**YOUR INSTRUCTIONS**. Identify and pull out each line of the entries in which "style" occurs.

* start RECORDS *

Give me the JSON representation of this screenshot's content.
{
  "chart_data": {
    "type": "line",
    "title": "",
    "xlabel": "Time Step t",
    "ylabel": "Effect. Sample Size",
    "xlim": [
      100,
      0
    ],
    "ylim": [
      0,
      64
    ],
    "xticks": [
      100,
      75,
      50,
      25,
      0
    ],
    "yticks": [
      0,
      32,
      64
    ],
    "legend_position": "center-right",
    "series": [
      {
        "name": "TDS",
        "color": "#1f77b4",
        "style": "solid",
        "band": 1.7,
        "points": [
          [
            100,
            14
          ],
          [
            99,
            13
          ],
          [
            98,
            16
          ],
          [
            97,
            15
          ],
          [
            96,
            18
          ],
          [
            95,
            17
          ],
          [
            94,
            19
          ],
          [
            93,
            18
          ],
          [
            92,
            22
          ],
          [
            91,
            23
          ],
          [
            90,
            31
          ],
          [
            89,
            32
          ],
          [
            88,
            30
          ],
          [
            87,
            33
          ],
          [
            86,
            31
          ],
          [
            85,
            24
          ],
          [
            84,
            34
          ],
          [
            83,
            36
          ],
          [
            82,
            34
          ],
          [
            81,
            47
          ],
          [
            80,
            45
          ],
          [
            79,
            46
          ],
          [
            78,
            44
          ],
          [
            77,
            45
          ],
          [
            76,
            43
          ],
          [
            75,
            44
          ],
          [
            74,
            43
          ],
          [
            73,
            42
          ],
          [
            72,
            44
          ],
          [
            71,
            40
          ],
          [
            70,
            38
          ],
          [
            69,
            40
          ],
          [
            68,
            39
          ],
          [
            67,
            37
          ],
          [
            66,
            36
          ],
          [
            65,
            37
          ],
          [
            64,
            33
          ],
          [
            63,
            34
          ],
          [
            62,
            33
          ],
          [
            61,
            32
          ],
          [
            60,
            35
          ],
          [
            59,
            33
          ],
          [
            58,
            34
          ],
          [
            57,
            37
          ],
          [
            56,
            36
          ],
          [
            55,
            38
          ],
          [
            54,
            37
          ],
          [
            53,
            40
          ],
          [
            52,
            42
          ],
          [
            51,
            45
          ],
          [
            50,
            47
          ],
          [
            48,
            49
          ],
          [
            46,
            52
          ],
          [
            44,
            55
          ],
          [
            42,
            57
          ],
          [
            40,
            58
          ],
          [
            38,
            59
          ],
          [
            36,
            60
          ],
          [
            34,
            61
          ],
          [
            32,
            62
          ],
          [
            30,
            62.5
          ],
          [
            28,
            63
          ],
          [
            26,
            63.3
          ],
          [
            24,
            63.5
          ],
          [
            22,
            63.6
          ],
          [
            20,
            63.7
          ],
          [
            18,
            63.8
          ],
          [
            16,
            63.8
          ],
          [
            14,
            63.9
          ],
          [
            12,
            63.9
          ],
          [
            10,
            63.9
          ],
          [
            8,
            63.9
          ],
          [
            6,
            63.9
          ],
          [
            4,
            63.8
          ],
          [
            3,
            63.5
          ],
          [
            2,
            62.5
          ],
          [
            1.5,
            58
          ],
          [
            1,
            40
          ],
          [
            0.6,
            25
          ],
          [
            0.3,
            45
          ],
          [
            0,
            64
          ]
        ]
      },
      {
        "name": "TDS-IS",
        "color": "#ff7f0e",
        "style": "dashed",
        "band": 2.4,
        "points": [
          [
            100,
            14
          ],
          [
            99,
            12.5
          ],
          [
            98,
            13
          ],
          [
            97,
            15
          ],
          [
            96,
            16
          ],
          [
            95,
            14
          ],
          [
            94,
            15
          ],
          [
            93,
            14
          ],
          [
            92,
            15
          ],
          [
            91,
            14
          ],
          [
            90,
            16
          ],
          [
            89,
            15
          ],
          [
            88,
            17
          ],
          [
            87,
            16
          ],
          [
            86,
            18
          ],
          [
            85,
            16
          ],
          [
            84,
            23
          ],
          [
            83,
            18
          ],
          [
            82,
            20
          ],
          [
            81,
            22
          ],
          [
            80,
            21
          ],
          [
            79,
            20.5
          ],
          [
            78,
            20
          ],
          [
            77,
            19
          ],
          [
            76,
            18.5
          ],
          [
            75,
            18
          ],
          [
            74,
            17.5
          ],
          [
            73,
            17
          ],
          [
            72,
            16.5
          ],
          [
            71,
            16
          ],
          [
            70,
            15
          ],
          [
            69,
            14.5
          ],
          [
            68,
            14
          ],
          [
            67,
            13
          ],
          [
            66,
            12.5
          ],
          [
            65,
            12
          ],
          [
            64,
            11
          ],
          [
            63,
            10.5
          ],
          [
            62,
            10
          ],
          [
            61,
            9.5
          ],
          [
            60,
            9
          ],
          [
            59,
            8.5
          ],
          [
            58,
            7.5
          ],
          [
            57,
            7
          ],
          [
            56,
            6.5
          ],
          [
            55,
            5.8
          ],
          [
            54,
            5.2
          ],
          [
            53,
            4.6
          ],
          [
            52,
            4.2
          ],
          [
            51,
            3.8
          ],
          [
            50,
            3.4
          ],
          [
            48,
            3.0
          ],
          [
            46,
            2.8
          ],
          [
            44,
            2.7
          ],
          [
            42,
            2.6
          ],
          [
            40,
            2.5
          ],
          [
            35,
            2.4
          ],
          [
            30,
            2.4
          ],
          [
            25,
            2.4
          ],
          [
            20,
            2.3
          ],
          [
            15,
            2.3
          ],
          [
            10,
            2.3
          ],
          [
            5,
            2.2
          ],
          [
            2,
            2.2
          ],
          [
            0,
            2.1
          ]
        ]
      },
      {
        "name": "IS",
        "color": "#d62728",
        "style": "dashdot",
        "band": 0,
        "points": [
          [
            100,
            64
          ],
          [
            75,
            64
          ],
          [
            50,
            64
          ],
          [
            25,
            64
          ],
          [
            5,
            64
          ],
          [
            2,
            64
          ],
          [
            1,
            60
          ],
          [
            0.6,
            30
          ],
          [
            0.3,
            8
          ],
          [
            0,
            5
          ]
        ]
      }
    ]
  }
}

* end RECORDS *

**SOLUTION TO THE EXERCISE**.
        "style": "solid",
        "style": "dashed",
        "style": "dashdot",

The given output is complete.